Exercise aim
Pull out every line below containing the word "Million".
§
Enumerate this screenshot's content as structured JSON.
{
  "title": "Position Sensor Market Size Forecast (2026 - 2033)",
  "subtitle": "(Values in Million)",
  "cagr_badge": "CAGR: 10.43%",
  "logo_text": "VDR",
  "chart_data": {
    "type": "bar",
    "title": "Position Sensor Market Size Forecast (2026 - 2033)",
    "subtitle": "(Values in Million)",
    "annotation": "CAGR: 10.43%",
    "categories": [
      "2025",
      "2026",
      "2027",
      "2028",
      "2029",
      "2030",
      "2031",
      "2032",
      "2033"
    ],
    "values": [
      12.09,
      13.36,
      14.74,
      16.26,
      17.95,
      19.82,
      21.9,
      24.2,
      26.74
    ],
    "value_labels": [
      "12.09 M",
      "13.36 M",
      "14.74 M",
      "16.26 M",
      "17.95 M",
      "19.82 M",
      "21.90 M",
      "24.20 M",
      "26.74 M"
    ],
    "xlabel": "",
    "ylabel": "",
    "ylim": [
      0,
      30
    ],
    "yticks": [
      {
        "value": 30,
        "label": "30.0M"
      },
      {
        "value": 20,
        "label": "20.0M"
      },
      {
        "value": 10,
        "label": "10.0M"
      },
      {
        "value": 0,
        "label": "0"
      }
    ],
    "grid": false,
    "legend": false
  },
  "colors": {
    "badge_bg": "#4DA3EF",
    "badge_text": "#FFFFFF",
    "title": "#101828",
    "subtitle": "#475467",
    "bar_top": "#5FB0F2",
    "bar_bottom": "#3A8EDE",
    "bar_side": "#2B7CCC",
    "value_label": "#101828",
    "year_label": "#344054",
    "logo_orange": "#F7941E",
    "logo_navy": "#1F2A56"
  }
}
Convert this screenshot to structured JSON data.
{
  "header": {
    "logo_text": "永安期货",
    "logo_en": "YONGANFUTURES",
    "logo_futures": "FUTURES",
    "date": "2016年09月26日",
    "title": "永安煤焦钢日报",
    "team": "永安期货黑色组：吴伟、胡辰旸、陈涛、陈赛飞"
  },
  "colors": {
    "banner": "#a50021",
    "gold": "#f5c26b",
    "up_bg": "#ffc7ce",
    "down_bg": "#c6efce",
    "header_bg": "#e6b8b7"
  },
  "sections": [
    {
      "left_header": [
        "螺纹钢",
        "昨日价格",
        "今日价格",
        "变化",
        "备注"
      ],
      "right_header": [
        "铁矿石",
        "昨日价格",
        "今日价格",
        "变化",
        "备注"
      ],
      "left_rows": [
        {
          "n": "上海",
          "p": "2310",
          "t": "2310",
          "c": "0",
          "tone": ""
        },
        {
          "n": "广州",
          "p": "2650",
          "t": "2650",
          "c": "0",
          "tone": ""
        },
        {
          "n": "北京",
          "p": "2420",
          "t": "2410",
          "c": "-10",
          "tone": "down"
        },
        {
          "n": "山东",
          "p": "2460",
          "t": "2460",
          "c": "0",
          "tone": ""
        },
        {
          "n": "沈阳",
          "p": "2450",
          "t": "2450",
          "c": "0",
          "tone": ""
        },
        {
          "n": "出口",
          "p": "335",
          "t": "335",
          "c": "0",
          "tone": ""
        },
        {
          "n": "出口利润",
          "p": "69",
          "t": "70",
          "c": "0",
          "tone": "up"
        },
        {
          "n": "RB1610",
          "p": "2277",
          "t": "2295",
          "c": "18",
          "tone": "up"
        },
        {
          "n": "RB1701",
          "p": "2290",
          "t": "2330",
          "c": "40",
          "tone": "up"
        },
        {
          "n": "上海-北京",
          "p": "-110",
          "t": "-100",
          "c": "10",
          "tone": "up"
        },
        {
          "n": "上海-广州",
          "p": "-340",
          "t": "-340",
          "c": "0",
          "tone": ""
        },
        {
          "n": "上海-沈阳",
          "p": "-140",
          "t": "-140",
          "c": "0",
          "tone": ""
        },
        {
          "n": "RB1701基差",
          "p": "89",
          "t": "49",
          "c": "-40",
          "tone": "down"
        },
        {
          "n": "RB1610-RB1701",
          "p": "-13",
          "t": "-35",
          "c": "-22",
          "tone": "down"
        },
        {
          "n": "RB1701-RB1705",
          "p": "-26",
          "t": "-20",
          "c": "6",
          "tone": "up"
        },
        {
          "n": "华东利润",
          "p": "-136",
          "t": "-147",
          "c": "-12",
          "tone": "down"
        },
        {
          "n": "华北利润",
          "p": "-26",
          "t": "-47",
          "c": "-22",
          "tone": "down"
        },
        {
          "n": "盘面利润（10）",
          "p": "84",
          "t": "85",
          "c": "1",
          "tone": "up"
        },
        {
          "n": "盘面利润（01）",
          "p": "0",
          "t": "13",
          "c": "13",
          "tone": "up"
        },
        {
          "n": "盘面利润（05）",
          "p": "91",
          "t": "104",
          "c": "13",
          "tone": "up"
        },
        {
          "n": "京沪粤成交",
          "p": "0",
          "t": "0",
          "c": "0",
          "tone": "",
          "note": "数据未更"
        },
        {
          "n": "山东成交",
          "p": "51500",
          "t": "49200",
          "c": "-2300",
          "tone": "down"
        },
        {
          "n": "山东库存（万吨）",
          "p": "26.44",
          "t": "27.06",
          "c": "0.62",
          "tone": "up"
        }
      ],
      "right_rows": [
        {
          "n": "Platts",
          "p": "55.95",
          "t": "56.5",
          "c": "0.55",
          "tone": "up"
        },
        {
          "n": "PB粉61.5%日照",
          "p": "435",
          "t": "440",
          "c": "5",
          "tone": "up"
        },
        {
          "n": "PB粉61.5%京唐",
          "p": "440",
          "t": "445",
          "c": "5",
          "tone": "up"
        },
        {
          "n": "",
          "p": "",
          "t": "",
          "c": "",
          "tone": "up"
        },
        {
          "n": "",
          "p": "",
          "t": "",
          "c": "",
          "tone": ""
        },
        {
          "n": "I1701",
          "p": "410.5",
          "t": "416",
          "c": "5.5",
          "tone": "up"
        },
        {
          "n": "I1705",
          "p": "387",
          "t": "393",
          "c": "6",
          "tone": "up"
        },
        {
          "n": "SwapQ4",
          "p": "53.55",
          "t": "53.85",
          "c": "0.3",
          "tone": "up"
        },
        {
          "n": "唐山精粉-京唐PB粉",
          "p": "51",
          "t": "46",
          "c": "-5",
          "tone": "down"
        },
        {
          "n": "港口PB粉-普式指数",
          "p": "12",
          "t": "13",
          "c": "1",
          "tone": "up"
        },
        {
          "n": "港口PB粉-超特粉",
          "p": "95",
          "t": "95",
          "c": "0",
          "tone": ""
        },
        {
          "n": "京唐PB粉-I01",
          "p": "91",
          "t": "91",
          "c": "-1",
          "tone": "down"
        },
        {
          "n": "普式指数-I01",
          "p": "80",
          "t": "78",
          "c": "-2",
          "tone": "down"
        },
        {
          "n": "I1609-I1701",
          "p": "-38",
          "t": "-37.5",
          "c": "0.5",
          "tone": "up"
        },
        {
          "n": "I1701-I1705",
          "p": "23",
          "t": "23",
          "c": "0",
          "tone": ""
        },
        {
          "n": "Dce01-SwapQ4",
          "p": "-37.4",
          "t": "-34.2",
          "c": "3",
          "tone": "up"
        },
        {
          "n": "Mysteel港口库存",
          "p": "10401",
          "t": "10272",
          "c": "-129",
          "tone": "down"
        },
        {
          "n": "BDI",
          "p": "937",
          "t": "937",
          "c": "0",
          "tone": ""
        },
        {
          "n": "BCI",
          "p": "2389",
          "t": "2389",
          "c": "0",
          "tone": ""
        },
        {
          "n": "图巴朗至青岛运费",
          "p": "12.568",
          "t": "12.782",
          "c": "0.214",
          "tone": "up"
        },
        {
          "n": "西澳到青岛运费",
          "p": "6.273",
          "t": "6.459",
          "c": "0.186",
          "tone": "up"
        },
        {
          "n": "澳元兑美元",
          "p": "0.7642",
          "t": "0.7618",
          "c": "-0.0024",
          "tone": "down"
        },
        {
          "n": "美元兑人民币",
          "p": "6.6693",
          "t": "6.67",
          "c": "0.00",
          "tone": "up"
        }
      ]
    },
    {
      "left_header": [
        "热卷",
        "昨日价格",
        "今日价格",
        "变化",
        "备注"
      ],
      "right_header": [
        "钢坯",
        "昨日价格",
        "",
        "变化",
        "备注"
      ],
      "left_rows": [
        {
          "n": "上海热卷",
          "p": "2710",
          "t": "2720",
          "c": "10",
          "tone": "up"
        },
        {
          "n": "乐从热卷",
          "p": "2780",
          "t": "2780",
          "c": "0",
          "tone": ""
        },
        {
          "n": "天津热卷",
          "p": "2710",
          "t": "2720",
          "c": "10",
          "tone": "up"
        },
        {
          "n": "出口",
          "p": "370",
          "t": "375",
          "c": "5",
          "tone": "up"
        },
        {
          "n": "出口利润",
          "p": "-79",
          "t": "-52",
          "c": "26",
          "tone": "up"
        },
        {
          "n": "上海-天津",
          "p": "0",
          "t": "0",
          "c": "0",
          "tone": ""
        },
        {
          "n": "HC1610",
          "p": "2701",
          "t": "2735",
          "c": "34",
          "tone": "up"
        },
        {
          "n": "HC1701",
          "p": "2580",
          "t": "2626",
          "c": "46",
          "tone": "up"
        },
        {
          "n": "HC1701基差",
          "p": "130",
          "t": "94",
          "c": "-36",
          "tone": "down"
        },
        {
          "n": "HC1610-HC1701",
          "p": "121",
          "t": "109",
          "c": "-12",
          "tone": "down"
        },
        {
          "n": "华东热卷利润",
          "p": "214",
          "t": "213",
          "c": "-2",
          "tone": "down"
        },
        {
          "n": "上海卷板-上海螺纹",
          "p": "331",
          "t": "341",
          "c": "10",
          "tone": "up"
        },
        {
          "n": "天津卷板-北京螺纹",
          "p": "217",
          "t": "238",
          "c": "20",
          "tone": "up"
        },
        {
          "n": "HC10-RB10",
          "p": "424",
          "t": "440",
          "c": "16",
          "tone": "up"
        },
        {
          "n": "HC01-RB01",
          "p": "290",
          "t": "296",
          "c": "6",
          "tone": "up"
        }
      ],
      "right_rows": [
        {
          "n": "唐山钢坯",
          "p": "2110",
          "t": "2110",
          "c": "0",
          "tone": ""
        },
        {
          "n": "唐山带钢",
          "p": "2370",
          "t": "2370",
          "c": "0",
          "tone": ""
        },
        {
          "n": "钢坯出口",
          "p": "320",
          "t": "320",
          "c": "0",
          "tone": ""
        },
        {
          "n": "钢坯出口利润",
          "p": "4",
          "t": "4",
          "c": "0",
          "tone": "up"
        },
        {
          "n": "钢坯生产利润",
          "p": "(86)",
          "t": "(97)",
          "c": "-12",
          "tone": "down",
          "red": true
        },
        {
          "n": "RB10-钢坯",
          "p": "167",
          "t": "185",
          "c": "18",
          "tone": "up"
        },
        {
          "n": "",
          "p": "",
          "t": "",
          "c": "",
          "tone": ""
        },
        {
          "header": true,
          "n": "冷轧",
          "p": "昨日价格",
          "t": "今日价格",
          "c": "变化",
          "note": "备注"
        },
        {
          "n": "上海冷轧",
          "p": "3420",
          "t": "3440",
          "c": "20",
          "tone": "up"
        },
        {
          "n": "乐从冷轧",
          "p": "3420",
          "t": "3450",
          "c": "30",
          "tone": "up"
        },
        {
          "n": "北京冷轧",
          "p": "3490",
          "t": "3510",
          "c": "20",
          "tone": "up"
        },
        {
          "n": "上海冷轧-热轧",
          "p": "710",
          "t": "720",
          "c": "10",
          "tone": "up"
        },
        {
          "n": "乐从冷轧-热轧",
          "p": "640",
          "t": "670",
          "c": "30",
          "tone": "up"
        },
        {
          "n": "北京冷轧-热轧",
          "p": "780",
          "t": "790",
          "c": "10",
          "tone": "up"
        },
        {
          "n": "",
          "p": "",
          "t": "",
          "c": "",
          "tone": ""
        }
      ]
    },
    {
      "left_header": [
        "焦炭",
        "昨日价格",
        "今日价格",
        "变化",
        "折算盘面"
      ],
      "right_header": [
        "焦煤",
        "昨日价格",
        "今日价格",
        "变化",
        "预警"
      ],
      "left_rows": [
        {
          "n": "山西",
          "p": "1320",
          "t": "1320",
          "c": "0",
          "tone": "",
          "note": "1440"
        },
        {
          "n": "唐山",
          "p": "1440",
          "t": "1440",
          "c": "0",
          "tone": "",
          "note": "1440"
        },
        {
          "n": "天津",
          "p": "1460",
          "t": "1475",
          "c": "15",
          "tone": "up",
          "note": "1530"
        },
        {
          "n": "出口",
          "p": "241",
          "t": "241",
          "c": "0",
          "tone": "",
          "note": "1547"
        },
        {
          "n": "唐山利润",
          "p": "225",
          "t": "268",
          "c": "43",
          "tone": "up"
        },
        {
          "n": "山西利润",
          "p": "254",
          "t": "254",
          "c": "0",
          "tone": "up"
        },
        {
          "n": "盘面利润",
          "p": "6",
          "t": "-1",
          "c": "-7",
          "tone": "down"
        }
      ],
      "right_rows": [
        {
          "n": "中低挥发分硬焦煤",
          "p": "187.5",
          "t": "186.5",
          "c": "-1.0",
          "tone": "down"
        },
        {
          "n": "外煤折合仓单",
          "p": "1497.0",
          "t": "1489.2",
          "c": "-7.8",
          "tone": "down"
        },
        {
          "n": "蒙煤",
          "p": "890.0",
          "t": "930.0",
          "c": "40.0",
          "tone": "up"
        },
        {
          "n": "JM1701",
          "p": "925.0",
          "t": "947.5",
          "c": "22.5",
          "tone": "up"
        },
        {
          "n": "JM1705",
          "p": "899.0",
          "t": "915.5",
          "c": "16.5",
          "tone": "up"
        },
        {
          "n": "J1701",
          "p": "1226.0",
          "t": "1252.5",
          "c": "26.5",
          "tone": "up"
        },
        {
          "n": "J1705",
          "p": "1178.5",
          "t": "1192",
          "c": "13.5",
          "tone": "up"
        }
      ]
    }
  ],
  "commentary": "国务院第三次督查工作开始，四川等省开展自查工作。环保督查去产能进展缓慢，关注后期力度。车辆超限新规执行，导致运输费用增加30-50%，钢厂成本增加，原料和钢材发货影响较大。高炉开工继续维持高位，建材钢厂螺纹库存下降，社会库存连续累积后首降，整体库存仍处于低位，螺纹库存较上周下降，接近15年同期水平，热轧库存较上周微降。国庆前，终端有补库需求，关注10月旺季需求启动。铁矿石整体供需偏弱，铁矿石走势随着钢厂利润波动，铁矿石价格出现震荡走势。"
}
§
Correct answer
  "subtitle": "(Values in Million)",
    "subtitle": "(Values in Million)",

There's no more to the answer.